### RECORDS PROVIDED ###
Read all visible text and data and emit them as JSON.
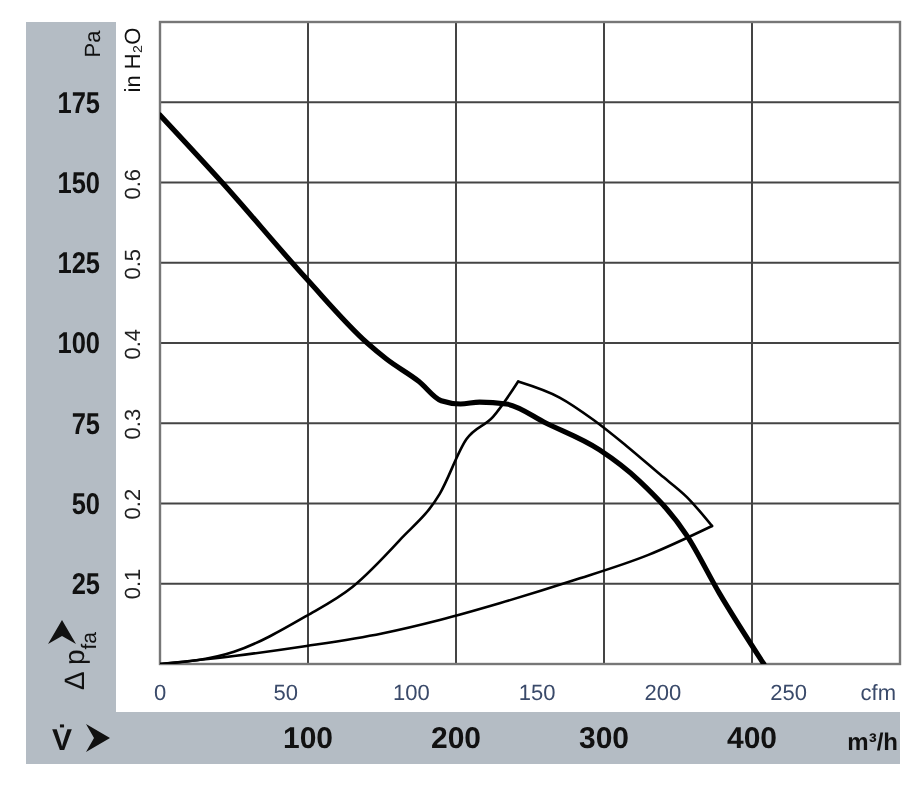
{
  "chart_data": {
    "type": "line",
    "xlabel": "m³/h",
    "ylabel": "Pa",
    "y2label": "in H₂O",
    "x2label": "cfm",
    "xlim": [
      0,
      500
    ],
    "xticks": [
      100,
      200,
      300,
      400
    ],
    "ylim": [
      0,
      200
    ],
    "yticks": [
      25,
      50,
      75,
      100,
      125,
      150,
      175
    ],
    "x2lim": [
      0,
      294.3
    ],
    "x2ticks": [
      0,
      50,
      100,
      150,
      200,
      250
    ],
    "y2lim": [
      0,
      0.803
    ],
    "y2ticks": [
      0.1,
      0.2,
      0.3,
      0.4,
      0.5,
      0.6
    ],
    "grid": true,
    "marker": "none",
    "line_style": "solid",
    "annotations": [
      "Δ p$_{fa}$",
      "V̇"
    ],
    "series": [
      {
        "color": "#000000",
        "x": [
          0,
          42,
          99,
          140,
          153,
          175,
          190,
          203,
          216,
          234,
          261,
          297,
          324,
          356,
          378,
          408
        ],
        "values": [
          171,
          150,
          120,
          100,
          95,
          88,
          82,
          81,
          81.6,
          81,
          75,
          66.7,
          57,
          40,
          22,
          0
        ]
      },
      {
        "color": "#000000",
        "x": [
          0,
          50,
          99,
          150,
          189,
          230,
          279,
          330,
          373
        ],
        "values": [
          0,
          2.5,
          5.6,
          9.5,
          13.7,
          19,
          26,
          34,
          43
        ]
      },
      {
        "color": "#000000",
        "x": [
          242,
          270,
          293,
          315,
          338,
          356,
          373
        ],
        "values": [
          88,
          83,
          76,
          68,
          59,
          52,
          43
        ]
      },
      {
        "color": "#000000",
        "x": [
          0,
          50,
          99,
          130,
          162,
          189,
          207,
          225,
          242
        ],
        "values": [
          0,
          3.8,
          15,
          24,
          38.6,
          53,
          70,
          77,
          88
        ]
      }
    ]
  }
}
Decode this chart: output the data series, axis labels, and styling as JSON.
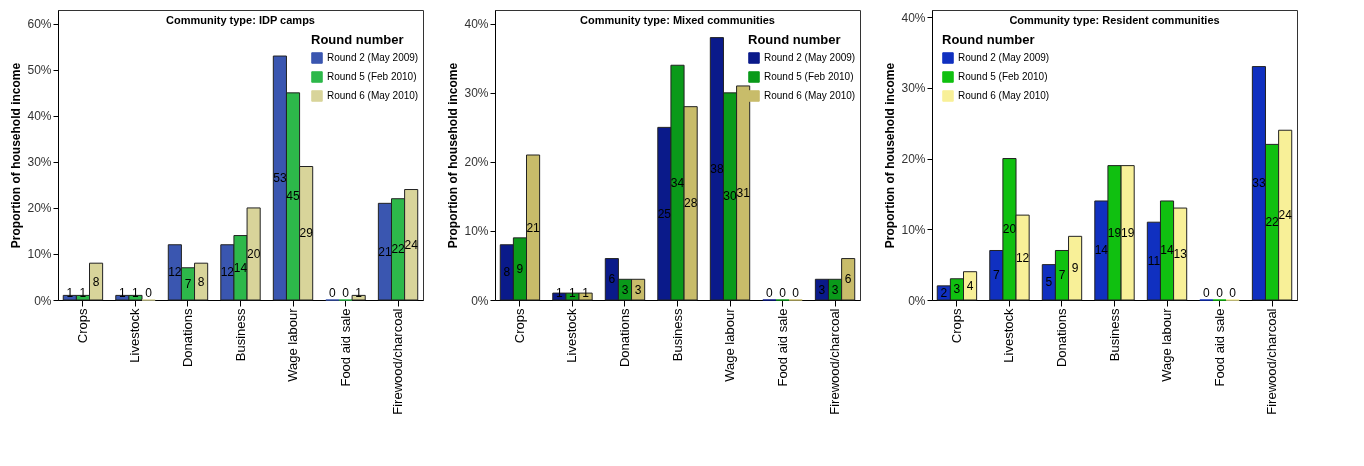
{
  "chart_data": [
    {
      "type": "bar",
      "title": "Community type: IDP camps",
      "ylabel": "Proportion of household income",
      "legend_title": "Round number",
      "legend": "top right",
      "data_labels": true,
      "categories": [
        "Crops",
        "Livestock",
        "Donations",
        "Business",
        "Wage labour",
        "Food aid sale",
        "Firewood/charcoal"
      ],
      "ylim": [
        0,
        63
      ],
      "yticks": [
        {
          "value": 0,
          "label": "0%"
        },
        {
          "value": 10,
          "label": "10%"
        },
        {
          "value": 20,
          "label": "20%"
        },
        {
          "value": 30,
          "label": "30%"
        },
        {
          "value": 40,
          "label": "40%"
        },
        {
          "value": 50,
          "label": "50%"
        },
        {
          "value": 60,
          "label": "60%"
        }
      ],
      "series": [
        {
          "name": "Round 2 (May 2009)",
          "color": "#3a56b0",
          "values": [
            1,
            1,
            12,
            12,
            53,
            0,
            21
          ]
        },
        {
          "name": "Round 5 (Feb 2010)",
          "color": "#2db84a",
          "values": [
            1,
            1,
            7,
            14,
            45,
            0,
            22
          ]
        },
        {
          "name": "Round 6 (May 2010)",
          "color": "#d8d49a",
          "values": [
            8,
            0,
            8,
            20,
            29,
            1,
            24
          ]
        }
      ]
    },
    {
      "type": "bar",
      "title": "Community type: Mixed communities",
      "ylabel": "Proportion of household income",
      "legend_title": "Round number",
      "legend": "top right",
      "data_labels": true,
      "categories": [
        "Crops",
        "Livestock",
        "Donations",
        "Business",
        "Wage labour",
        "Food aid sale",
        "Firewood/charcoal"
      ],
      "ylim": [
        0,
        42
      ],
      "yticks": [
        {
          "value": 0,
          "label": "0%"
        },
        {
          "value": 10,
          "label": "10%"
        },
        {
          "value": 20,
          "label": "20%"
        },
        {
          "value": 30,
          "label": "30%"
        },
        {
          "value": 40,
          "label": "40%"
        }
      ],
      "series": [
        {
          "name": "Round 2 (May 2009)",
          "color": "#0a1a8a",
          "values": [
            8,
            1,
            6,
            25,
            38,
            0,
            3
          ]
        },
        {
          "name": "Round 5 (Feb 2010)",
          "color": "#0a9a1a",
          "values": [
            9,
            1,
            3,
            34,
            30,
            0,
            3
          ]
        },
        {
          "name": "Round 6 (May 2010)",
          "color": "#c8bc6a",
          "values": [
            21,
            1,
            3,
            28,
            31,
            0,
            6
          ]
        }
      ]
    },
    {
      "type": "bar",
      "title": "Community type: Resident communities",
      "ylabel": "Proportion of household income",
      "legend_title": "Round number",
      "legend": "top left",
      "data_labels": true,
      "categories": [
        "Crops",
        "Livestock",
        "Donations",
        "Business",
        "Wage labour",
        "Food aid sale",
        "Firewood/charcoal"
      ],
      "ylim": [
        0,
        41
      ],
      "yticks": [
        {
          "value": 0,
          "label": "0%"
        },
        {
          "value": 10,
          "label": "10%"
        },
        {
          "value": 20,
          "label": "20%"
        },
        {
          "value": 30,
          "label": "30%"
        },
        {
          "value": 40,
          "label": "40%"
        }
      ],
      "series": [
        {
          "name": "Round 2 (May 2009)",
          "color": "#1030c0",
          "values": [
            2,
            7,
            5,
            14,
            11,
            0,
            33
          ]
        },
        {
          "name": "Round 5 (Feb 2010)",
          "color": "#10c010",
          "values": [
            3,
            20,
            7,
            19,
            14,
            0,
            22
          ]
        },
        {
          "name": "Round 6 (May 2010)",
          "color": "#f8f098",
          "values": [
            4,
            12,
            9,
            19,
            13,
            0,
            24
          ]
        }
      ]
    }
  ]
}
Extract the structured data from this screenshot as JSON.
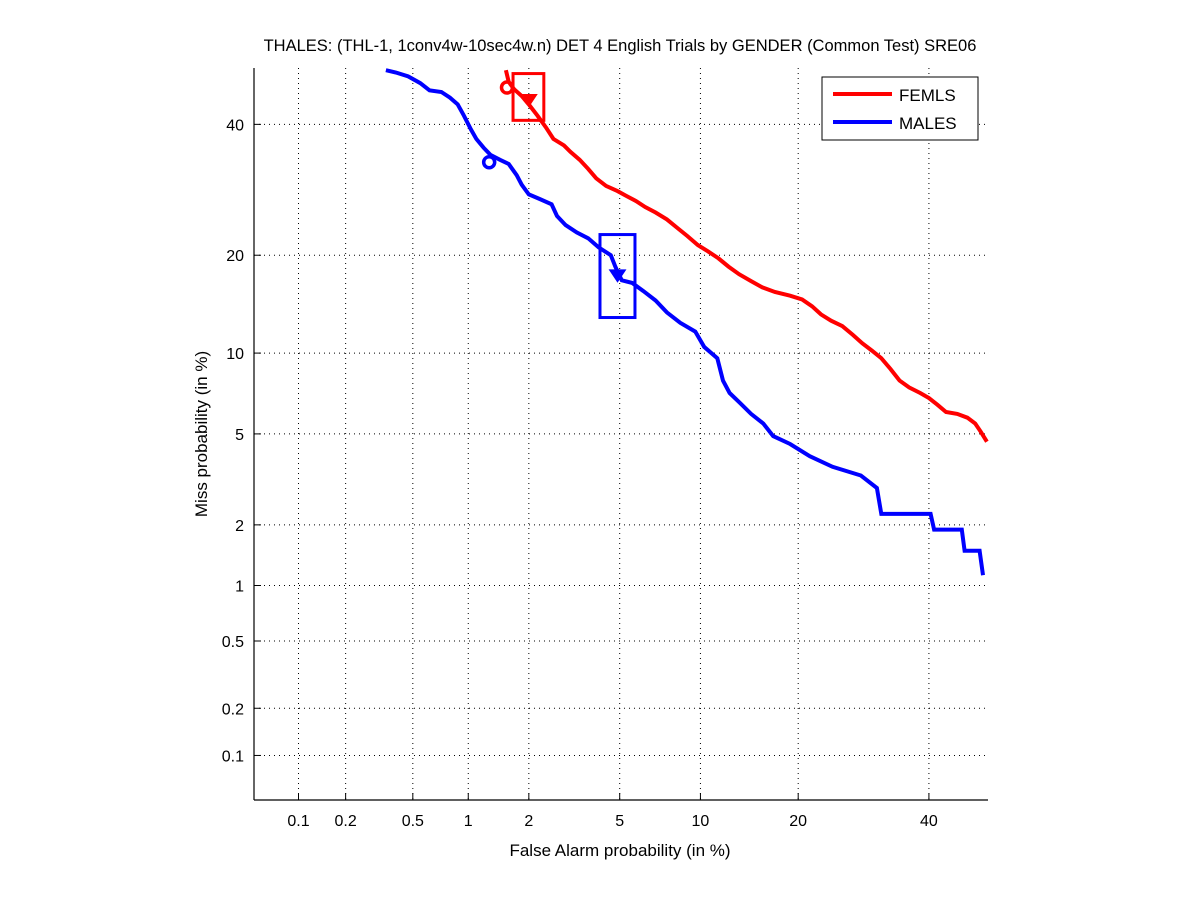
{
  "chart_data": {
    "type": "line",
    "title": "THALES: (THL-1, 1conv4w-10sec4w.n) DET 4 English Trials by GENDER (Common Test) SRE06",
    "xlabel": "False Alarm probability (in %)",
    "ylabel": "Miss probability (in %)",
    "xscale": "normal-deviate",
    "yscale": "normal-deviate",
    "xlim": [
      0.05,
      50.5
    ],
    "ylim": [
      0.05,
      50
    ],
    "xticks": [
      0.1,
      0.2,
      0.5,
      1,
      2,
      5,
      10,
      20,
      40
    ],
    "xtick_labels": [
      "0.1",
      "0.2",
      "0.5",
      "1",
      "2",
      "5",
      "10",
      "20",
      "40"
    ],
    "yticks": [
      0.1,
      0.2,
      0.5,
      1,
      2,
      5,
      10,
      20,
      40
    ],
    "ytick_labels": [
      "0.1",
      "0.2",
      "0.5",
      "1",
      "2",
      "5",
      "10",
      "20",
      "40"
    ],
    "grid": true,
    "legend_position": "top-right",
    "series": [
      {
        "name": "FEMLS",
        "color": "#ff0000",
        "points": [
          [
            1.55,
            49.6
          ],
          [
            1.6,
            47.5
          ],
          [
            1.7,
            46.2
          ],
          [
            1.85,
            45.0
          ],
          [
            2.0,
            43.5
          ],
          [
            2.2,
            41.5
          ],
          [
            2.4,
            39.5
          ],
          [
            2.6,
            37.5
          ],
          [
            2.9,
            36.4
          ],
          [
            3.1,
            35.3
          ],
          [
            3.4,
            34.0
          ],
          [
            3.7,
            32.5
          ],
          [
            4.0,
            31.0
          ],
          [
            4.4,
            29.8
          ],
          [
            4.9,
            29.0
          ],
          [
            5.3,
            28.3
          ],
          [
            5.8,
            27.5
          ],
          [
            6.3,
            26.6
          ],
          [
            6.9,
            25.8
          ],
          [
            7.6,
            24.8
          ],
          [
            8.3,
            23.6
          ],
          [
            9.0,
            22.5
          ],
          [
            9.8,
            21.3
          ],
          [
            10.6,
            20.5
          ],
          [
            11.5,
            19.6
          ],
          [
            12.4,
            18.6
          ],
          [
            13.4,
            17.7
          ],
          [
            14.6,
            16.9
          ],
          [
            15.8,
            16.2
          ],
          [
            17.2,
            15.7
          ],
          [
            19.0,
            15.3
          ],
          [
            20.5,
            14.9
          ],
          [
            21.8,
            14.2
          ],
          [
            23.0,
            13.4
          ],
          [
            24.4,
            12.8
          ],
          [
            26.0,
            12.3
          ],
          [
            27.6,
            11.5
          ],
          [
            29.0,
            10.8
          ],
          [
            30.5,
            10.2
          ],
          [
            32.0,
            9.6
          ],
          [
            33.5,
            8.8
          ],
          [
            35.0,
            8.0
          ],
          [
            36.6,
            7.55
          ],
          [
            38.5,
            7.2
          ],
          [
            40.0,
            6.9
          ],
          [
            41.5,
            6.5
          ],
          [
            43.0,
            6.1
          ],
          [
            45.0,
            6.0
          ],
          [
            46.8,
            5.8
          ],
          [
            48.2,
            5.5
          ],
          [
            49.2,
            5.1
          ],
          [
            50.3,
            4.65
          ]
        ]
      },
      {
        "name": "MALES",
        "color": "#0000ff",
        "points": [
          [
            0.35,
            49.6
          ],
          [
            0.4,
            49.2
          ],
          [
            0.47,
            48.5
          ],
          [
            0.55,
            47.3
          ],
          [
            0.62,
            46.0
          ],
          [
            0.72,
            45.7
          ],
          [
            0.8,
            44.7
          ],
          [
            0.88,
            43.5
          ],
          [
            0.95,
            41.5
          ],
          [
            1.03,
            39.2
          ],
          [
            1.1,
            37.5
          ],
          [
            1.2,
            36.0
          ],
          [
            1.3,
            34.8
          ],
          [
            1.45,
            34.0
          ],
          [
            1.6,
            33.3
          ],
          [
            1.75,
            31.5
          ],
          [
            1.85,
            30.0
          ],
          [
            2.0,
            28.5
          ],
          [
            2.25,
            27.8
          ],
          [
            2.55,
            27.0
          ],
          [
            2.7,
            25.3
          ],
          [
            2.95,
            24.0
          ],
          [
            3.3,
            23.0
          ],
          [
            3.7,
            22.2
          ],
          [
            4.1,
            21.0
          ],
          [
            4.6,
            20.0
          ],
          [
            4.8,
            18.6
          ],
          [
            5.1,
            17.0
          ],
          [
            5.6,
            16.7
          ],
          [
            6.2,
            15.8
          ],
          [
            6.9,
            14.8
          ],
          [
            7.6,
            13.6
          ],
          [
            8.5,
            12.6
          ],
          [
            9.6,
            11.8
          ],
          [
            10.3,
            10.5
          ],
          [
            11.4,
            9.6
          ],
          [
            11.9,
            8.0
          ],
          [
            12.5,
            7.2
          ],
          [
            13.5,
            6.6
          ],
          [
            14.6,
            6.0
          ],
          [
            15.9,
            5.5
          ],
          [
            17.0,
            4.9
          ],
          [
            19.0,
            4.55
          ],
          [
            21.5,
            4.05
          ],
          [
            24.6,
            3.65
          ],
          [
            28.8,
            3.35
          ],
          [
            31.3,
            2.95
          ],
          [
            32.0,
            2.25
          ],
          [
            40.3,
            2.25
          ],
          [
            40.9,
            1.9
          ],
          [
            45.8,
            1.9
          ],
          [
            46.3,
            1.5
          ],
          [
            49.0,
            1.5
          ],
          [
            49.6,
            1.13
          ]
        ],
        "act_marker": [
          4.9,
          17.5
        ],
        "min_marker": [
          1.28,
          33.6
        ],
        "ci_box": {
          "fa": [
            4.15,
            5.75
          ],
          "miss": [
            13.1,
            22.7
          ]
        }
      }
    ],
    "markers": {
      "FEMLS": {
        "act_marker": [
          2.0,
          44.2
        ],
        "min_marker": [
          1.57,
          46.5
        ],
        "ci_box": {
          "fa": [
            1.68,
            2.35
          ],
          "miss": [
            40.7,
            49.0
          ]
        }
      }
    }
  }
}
###
§ **GIVEN REQUEST**
Each line above that includes "normal" should be shown.

§ **EXERCISE RESPONSE**
    "xscale": "normal-deviate",
    "yscale": "normal-deviate",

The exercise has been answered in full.